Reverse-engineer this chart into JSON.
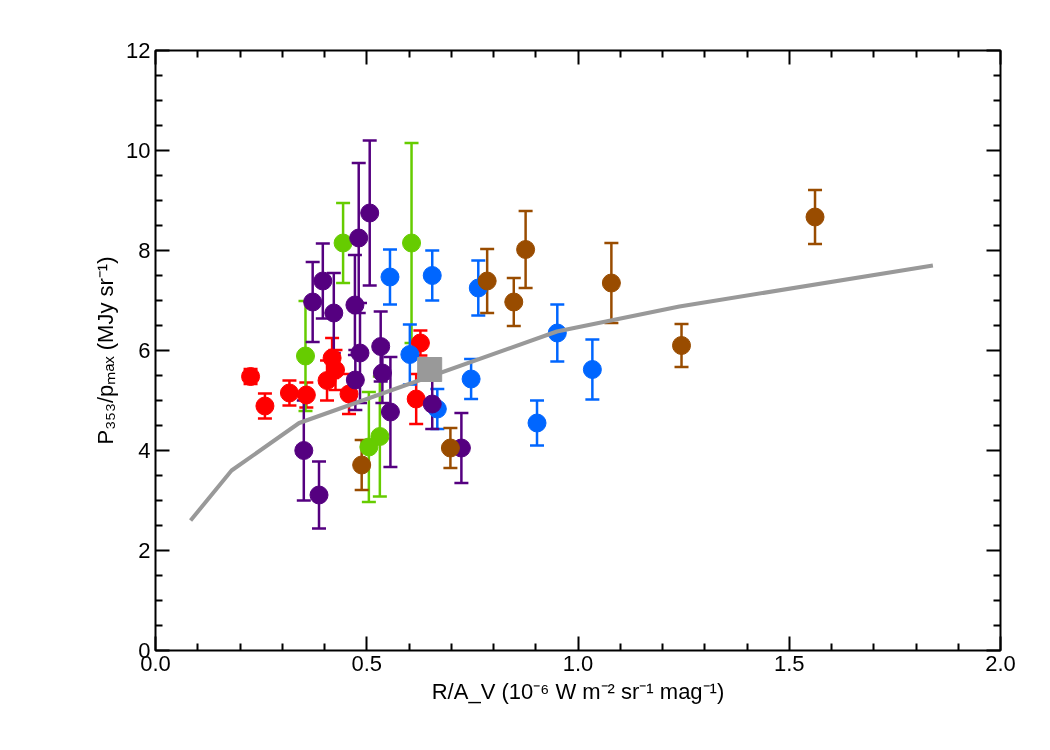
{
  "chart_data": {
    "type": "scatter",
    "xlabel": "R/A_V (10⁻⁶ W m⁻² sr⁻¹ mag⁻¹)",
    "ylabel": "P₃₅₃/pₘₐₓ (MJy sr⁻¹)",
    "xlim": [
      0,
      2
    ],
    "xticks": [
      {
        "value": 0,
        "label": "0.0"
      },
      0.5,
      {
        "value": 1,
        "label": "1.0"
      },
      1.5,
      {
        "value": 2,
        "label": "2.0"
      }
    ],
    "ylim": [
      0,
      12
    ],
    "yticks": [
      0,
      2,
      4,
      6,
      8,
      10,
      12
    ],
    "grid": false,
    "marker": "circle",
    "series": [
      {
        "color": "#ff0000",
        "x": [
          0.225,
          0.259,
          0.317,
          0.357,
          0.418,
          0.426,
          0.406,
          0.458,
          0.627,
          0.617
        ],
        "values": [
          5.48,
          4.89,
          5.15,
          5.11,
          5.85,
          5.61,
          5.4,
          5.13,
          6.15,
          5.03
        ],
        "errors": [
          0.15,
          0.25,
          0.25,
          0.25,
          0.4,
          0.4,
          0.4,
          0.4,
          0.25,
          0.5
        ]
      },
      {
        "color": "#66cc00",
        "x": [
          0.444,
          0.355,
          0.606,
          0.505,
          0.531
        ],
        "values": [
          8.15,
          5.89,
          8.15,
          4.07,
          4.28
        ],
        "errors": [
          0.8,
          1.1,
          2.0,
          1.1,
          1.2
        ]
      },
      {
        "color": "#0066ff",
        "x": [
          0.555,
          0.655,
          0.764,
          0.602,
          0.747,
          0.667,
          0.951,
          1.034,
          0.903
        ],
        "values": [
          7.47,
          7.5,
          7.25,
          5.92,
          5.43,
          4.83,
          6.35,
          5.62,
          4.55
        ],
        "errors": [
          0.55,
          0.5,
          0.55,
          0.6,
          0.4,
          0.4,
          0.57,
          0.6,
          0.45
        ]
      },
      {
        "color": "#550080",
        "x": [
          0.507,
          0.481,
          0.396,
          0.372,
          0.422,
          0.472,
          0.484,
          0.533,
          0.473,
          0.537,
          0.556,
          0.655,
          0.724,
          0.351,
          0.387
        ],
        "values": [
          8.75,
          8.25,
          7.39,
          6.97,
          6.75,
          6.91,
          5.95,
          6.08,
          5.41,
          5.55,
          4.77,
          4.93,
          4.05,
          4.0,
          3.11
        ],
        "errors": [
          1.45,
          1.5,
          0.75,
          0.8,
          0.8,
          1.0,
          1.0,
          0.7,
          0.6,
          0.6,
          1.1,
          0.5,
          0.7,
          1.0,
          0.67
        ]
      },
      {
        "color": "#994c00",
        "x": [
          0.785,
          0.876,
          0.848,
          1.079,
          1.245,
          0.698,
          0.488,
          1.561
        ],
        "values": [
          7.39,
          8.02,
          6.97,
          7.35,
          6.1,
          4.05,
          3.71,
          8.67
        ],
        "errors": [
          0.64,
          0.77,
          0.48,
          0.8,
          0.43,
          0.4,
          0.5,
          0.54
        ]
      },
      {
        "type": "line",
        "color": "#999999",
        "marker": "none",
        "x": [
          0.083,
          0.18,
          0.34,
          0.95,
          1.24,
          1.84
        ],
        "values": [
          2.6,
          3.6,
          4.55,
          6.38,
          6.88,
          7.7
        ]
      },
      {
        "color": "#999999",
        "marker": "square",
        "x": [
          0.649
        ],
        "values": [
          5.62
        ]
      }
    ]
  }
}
══════════════════════════════
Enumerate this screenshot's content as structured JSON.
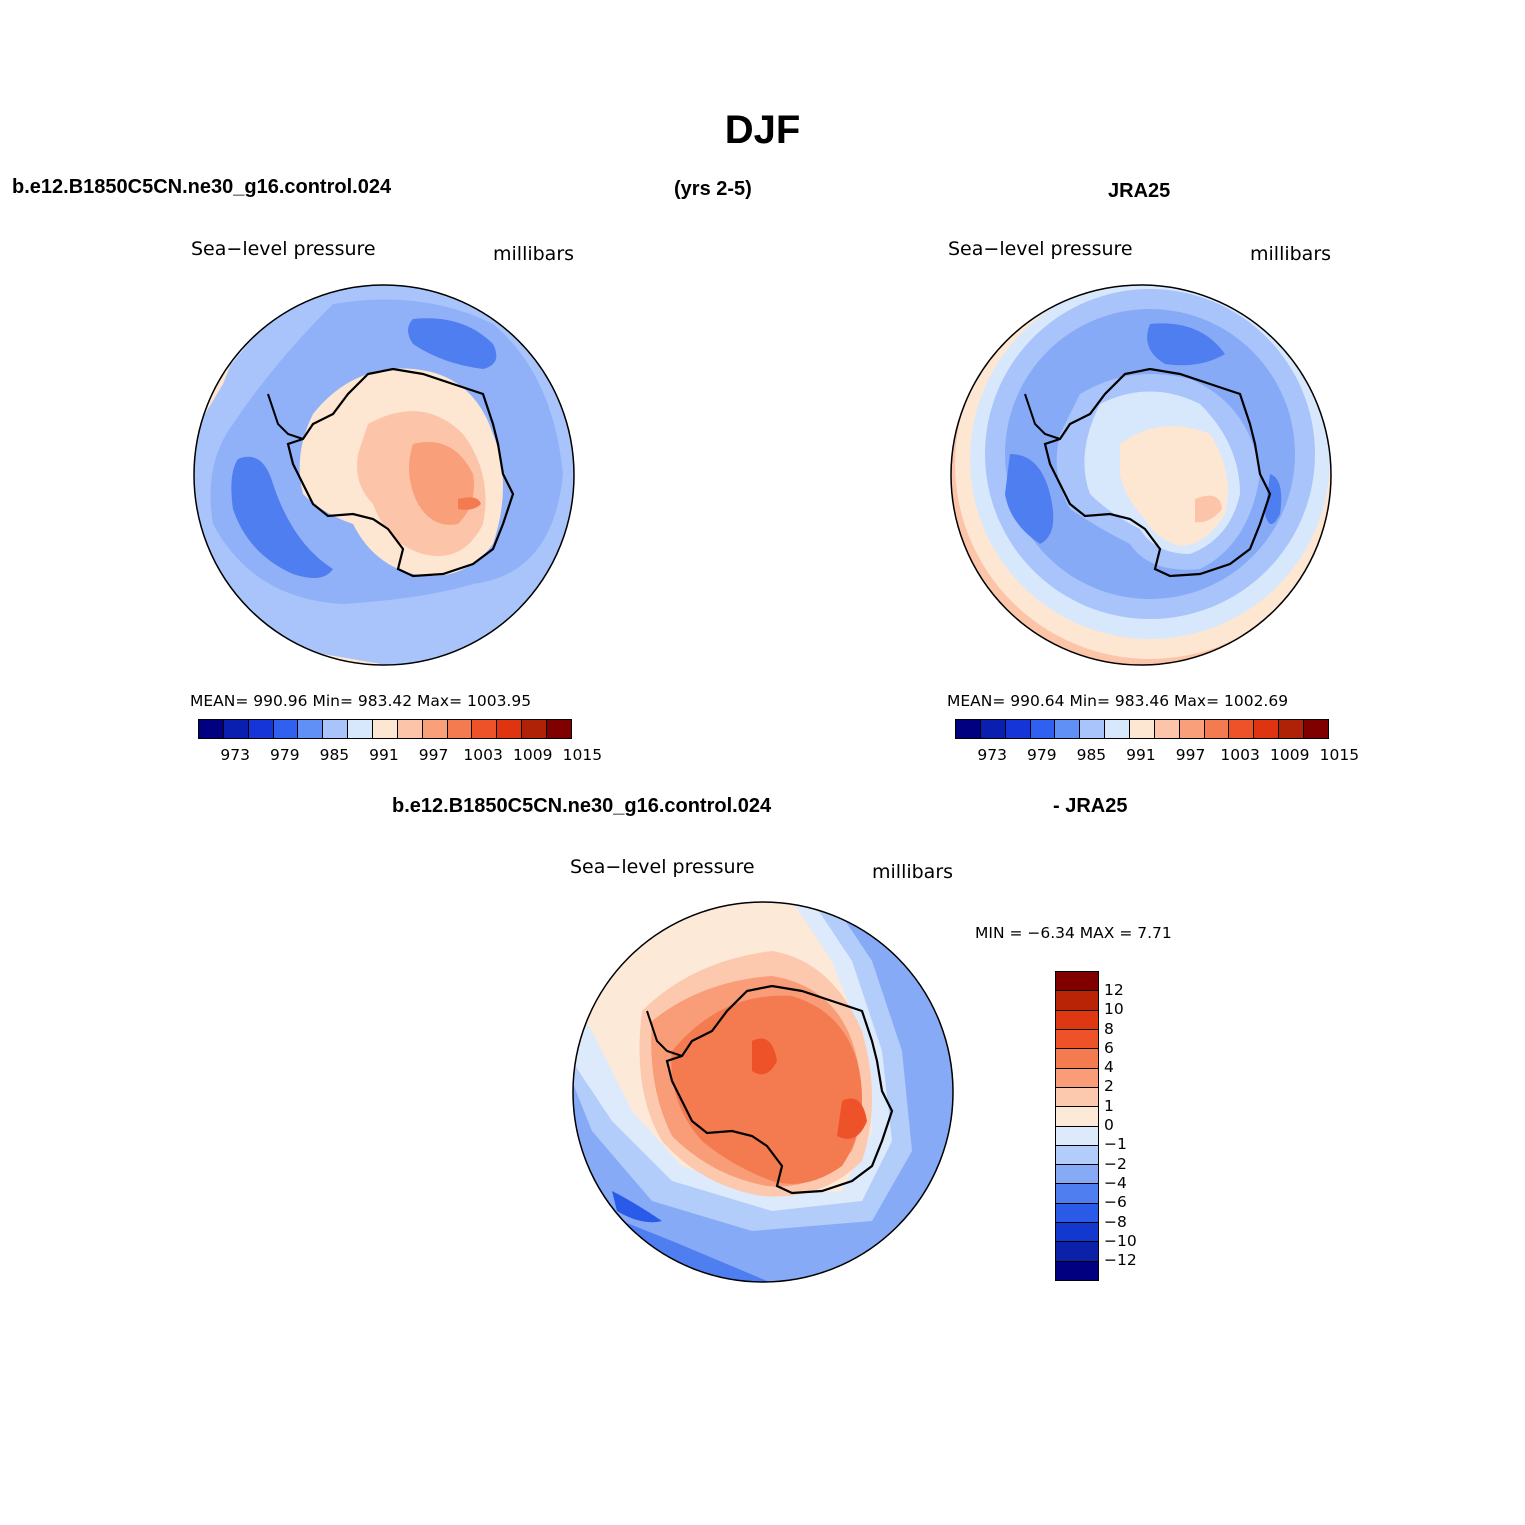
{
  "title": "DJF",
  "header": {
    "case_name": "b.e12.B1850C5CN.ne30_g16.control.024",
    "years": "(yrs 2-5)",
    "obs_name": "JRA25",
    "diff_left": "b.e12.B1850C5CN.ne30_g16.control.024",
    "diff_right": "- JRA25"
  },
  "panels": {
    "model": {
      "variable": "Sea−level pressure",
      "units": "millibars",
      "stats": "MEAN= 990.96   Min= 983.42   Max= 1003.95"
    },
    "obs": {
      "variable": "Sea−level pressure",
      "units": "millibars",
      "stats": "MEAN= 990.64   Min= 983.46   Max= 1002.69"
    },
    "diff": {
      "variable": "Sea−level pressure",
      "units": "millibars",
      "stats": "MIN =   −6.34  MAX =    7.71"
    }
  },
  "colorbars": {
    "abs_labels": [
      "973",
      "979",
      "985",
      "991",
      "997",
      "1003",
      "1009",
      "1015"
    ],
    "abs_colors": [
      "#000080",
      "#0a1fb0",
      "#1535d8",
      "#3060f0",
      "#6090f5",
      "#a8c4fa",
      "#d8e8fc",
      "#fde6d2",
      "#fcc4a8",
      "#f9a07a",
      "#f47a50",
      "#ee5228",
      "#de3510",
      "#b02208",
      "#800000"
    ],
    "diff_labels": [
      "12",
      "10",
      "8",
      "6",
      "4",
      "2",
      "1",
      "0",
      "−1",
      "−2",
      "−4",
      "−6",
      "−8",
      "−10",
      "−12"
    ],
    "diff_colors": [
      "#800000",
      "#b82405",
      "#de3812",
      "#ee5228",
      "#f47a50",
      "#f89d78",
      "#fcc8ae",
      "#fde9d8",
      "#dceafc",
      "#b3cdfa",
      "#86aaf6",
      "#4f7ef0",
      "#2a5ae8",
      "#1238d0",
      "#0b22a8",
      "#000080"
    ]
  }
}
══════════════════════════════
- **TASK OBJECTIVE**
How many lines in the records hold the string "MEAN"? Reply with the number alone.

- **FINISHED EXERCISE**
2